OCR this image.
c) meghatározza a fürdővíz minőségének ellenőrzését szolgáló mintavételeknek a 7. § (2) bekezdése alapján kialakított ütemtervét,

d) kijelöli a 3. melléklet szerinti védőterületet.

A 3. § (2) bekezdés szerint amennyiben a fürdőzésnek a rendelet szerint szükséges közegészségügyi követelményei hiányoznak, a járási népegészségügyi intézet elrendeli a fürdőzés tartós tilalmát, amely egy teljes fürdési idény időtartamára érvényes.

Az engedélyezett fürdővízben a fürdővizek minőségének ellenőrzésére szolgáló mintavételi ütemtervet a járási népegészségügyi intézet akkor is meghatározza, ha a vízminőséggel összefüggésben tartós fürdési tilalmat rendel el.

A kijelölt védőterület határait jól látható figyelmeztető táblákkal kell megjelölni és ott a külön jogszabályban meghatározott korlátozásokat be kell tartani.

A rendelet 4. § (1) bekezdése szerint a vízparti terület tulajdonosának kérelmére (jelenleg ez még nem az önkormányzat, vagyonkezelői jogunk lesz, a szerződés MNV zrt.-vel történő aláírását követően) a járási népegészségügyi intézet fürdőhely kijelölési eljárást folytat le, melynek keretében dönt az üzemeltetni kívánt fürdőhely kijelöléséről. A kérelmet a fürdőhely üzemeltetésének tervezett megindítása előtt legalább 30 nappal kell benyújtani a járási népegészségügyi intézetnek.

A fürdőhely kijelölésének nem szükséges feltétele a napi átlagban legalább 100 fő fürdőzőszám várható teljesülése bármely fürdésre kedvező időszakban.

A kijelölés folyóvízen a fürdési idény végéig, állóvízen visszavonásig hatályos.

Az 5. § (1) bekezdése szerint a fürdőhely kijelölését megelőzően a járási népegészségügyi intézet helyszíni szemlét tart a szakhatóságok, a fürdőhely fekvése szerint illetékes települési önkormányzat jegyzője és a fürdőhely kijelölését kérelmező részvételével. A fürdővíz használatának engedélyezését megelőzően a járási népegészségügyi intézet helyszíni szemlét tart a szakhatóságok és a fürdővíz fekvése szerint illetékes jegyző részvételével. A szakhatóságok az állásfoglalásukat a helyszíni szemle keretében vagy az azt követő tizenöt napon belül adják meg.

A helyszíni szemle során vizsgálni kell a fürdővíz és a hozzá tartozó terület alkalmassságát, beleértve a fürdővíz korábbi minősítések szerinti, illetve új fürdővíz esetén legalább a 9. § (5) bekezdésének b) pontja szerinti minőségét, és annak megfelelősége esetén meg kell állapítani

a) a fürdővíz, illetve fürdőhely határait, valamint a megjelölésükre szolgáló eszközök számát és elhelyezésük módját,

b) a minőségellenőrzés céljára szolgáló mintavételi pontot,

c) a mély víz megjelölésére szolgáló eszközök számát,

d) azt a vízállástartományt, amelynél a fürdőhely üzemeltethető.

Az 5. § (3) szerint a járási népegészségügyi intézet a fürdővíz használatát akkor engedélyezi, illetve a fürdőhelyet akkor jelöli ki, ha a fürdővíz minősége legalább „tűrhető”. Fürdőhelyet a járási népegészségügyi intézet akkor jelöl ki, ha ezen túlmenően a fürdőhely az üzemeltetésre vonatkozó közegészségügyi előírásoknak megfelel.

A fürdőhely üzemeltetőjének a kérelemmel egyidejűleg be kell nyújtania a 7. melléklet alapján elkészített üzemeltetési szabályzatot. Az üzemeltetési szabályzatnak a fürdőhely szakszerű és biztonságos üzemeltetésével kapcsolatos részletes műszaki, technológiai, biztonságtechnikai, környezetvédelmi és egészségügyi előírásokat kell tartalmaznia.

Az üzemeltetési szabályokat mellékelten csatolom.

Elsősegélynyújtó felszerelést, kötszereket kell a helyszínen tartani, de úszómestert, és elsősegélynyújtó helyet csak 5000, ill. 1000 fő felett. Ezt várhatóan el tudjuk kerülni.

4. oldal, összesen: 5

EXERCISE DETAILS:
Give back the whole listing, word for word.

EXERCISE OUTPUT:
OCR this image.
c) meghatározza a fürdővíz minőségének ellenőrzését szolgáló mintavételeknek a 7. § (2) bekezdése alapján kialakított ütemtervét,

d) kijelöli a 3. melléklet szerinti védőterületet.

A 3. § (2) bekezdés szerint amennyiben a fürdőzésnek a rendelet szerint szükséges közegészségügyi követelményei hiányoznak, a járási népegészségügyi intézet elrendeli a fürdőzés tartós tilalmát, amely egy teljes fürdési idény időtartamára érvényes.

Az engedélyezett fürdővízben a fürdővizek minőségének ellenőrzésére szolgáló mintavételi ütemtervet a járási népegészségügyi intézet akkor is meghatározza, ha a vízminőséggel összefüggésben tartós fürdési tilalmat rendel el.

A kijelölt védőterület határait jól látható figyelmeztető táblákkal kell megjelölni és ott a külön jogszabályban meghatározott korlátozásokat be kell tartani.

A rendelet 4. § (1) bekezdése szerint a vízparti terület tulajdonosának kérelmére (jelenleg ez még nem az önkormányzat, vagyonkezelői jogunk lesz, a szerződés MNV zrt.-vel történő aláírását követően) a járási népegészségügyi intézet fürdőhely kijelölési eljárást folytat le, melynek keretében dönt az üzemeltetni kívánt fürdőhely kijelöléséről. A kérelmet a fürdőhely üzemeltetésének tervezett megindítása előtt legalább 30 nappal kell benyújtani a járási népegészségügyi intézetnek.

A fürdőhely kijelölésének nem szükséges feltétele a napi átlagban legalább 100 fő fürdőzőszám várható teljesülése bármely fürdésre kedvező időszakban.

A kijelölés folyóvízen a fürdési idény végéig, állóvízen visszavonásig hatályos.

Az 5. § (1) bekezdése szerint a fürdőhely kijelölését megelőzően a járási népegészségügyi intézet helyszíni szemlét tart a szakhatóságok, a fürdőhely fekvése szerint illetékes települési önkormányzat jegyzője és a fürdőhely kijelölését kérelmező részvételével. A fürdővíz használatának engedélyezését megelőzően a járási népegészségügyi intézet helyszíni szemlét tart a szakhatóságok és a fürdővíz fekvése szerint illetékes jegyző részvételével. A szakhatóságok az állásfoglalásukat a helyszíni szemle keretében vagy az azt követő tizenöt napon belül adják meg.

A helyszíni szemle során vizsgálni kell a fürdővíz és a hozzá tartozó terület alkalmassságát, beleértve a fürdővíz korábbi minősítések szerinti, illetve új fürdővíz esetén legalább a 9. § (5) bekezdésének b) pontja szerinti minőségét, és annak megfelelősége esetén meg kell állapítani

a) a fürdővíz, illetve fürdőhely határait, valamint a megjelölésükre szolgáló eszközök számát és elhelyezésük módját,

b) a minőségellenőrzés céljára szolgáló mintavételi pontot,

c) a mély víz megjelölésére szolgáló eszközök számát,

d) azt a vízállástartományt, amelynél a fürdőhely üzemeltethető.

Az 5. § (3) szerint a járási népegészségügyi intézet a fürdővíz használatát akkor engedélyezi, illetve a fürdőhelyet akkor jelöli ki, ha a fürdővíz minősége legalább „tűrhető”. Fürdőhelyet a járási népegészségügyi intézet akkor jelöl ki, ha ezen túlmenően a fürdőhely az üzemeltetésre vonatkozó közegészségügyi előírásoknak megfelel.

A fürdőhely üzemeltetőjének a kérelemmel egyidejűleg be kell nyújtania a 7. melléklet alapján elkészített üzemeltetési szabályzatot. Az üzemeltetési szabályzatnak a fürdőhely szakszerű és biztonságos üzemeltetésével kapcsolatos részletes műszaki, technológiai, biztonságtechnikai, környezetvédelmi és egészségügyi előírásokat kell tartalmaznia.

Az üzemeltetési szabályokat mellékelten csatolom.

Elsősegélynyújtó felszerelést, kötszereket kell a helyszínen tartani, de úszómestert, és elsősegélynyújtó helyet csak 5000, ill. 1000 fő felett. Ezt várhatóan el tudjuk kerülni.

4. oldal, összesen: 5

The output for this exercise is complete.